[Dataset excerpts]
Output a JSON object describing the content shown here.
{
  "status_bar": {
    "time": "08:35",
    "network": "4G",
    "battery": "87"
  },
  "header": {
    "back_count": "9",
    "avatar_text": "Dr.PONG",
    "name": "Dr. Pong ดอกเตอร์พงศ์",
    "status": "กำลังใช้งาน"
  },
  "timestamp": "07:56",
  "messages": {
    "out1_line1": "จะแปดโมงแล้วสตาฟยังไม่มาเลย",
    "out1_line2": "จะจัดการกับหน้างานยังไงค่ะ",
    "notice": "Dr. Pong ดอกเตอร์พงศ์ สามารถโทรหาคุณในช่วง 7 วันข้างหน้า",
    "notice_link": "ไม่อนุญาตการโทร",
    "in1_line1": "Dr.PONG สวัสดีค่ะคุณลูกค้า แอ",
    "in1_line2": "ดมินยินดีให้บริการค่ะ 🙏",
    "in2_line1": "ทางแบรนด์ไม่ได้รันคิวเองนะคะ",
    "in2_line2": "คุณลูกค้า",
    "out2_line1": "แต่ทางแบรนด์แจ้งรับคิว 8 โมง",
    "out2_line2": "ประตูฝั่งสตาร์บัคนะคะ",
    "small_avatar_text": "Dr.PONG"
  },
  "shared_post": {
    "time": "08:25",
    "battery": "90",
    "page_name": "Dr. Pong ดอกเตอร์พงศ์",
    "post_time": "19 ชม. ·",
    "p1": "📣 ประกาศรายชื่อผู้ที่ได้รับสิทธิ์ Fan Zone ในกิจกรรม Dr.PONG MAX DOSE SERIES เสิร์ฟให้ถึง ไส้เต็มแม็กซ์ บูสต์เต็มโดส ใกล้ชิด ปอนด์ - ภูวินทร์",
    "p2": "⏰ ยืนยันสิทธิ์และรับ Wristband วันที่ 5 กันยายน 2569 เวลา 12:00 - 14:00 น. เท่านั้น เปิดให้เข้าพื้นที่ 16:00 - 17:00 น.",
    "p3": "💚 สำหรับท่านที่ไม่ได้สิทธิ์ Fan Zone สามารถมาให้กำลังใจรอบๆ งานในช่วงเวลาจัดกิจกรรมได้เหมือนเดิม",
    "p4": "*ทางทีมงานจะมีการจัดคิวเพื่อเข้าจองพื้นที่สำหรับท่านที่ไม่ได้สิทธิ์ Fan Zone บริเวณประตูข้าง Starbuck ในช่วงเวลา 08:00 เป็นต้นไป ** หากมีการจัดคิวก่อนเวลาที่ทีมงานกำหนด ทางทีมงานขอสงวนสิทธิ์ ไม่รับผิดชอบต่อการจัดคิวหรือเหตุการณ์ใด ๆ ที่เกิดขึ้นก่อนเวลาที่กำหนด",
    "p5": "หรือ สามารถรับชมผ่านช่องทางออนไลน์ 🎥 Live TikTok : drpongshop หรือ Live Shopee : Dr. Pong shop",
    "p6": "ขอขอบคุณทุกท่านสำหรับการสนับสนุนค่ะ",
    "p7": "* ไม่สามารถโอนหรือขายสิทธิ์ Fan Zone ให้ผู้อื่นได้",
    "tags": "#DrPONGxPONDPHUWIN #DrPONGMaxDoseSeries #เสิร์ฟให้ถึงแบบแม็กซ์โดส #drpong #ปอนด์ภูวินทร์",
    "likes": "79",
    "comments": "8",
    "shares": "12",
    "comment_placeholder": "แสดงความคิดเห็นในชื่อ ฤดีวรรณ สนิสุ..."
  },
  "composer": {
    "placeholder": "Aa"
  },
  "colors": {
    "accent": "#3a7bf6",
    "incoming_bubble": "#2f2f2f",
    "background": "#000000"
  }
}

Written problem:
Identify all lines where the word "ปอนด" shows up. Copy them.

Complete response:
    "p1": "📣 ประกาศรายชื่อผู้ที่ได้รับสิทธิ์ Fan Zone ในกิจกรรม Dr.PONG MAX DOSE SERIES เสิร์ฟให้ถึง ไส้เต็มแม็กซ์ บูสต์เต็มโดส ใกล้ชิด ปอนด์ - ภูวินทร์",
    "tags": "#DrPONGxPONDPHUWIN #DrPONGMaxDoseSeries #เสิร์ฟให้ถึงแบบแม็กซ์โดส #drpong #ปอนด์ภูวินทร์",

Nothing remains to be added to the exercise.